- What you should do
Select all lines with the string "properties" in them, and copy those lines.

- Extracted entries
-*-

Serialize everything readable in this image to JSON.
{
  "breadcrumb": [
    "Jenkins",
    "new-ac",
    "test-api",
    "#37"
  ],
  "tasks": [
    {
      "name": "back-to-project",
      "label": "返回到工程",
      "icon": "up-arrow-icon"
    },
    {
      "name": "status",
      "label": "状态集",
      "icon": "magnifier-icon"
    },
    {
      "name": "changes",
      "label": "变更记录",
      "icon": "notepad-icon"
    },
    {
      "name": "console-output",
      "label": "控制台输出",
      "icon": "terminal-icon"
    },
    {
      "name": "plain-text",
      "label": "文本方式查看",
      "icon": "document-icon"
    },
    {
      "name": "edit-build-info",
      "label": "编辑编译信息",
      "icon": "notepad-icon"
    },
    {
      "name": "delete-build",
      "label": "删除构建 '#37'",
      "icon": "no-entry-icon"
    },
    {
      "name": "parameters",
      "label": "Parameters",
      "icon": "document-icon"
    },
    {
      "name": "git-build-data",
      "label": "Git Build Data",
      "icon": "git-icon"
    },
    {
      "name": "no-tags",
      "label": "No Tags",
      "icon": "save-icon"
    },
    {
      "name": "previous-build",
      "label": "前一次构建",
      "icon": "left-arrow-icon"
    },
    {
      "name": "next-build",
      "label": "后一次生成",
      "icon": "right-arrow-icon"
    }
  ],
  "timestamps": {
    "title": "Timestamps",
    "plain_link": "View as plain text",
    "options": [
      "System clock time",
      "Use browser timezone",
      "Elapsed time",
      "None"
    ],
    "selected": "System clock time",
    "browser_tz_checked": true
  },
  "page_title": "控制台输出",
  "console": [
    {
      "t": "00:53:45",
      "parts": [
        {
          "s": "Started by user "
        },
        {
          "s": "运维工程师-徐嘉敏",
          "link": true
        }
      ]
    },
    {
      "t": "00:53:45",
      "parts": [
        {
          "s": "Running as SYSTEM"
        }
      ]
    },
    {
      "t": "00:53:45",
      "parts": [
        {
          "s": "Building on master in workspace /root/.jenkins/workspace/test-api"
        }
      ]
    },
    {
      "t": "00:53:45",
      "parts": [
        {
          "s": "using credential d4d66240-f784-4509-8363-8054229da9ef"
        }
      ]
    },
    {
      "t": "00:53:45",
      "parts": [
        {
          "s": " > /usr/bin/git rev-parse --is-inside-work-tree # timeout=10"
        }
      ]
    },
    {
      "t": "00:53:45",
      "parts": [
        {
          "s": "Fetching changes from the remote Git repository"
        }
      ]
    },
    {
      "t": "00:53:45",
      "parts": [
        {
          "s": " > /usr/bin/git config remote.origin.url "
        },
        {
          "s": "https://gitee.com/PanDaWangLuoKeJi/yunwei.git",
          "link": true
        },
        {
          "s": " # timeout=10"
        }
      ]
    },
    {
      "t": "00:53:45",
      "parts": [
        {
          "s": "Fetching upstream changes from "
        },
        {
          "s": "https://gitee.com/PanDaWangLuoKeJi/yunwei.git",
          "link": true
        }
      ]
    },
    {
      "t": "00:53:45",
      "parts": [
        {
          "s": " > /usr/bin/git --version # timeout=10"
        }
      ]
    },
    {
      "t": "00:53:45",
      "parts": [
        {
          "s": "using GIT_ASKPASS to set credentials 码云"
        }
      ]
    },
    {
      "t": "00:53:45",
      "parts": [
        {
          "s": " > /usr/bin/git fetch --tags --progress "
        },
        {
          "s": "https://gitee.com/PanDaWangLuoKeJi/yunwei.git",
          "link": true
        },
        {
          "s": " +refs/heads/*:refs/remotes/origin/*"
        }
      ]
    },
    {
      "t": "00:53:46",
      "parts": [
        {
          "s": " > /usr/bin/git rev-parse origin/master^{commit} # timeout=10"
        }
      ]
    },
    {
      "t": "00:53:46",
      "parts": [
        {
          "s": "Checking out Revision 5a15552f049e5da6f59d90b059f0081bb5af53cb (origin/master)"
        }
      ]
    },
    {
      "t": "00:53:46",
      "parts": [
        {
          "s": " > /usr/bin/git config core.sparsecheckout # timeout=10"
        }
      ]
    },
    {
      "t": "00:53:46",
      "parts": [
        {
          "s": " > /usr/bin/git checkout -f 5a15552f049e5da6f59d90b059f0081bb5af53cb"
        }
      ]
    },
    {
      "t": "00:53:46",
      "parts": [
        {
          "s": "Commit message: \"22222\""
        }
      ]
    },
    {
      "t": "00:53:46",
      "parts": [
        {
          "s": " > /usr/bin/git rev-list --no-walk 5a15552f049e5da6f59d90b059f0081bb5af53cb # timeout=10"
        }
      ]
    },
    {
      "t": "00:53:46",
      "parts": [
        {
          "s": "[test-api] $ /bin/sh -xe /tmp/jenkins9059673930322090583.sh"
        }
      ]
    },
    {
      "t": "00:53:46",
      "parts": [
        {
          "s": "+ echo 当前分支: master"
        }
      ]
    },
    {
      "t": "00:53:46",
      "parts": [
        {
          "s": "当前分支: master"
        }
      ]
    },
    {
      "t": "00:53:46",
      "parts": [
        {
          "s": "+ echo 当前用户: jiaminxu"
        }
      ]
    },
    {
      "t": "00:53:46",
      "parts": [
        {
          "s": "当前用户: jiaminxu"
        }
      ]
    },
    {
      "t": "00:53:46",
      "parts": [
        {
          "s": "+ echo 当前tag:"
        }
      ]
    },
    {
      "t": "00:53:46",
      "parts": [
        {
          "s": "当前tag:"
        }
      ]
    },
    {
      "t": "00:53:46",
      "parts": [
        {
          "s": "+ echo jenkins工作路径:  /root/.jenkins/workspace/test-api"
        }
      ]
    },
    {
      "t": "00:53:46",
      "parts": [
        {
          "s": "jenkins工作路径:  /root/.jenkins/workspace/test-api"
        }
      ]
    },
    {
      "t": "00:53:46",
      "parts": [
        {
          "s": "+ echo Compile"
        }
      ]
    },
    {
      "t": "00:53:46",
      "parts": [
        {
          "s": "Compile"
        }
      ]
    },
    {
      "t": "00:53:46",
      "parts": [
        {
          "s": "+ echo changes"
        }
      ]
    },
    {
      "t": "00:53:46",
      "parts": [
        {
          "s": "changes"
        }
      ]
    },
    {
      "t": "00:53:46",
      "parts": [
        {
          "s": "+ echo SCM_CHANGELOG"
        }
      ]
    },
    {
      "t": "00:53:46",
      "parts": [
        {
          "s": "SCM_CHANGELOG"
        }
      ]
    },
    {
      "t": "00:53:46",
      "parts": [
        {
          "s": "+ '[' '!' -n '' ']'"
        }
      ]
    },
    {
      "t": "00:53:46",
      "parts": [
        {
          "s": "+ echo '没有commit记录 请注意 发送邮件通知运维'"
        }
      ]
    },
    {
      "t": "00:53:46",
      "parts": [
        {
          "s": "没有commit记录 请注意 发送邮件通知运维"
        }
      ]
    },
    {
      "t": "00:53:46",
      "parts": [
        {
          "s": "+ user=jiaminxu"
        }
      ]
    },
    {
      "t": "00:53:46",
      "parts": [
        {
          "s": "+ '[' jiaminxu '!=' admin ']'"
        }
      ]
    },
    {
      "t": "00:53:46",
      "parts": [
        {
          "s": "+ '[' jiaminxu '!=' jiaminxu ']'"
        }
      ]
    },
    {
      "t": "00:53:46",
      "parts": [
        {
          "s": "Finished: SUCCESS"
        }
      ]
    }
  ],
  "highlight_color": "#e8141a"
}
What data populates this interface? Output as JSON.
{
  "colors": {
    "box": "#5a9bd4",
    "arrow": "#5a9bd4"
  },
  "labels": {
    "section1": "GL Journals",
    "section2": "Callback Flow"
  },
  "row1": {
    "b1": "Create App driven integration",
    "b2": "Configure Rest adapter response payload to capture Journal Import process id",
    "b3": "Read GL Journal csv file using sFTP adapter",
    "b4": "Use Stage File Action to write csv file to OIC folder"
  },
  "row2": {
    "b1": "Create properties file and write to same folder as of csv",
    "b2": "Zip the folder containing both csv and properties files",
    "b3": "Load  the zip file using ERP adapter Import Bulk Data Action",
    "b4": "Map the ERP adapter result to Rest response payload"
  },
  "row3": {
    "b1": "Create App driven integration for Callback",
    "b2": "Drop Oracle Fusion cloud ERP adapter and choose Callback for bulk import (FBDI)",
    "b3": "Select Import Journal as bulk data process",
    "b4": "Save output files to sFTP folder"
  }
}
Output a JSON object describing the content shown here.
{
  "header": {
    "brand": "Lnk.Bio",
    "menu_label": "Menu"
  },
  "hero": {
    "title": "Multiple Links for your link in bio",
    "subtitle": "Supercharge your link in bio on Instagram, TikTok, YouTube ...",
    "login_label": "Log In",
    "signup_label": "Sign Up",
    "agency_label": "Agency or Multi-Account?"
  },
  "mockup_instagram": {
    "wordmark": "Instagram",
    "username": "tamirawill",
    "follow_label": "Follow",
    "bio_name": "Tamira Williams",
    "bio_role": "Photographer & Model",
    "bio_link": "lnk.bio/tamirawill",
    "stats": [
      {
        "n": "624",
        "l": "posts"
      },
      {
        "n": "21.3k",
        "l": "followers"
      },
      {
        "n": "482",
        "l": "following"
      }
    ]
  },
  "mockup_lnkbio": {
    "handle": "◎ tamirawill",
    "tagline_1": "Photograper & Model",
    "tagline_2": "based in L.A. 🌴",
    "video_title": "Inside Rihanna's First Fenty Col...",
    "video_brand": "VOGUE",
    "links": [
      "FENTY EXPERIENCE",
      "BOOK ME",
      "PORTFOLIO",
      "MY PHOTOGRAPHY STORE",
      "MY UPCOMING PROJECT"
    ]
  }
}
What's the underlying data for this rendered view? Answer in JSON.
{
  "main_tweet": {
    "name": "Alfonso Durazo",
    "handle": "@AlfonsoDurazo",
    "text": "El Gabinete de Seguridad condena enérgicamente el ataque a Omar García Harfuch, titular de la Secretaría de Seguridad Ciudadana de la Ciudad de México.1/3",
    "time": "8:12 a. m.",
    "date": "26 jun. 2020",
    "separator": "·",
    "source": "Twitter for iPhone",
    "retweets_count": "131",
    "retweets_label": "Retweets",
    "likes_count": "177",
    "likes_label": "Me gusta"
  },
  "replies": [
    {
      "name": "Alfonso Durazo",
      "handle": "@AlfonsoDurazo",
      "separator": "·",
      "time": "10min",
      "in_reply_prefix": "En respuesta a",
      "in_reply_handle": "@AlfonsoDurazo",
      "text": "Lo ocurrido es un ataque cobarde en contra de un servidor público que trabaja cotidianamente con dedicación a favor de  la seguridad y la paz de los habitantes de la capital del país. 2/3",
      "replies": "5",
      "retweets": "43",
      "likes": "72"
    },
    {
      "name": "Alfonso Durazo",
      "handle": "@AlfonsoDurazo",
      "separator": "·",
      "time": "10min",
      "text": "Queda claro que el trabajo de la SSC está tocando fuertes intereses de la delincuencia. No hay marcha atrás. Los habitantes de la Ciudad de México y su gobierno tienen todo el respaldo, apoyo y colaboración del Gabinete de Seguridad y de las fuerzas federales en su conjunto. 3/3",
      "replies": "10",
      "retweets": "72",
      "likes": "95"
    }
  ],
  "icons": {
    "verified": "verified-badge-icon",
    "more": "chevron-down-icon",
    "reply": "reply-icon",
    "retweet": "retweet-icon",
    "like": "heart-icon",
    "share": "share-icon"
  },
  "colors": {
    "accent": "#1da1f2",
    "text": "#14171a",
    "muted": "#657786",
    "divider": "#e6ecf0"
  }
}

-*-

- Complete answer
    "b1": "Create properties file and write to same folder as of csv",
    "b2": "Zip the folder containing both csv and properties files",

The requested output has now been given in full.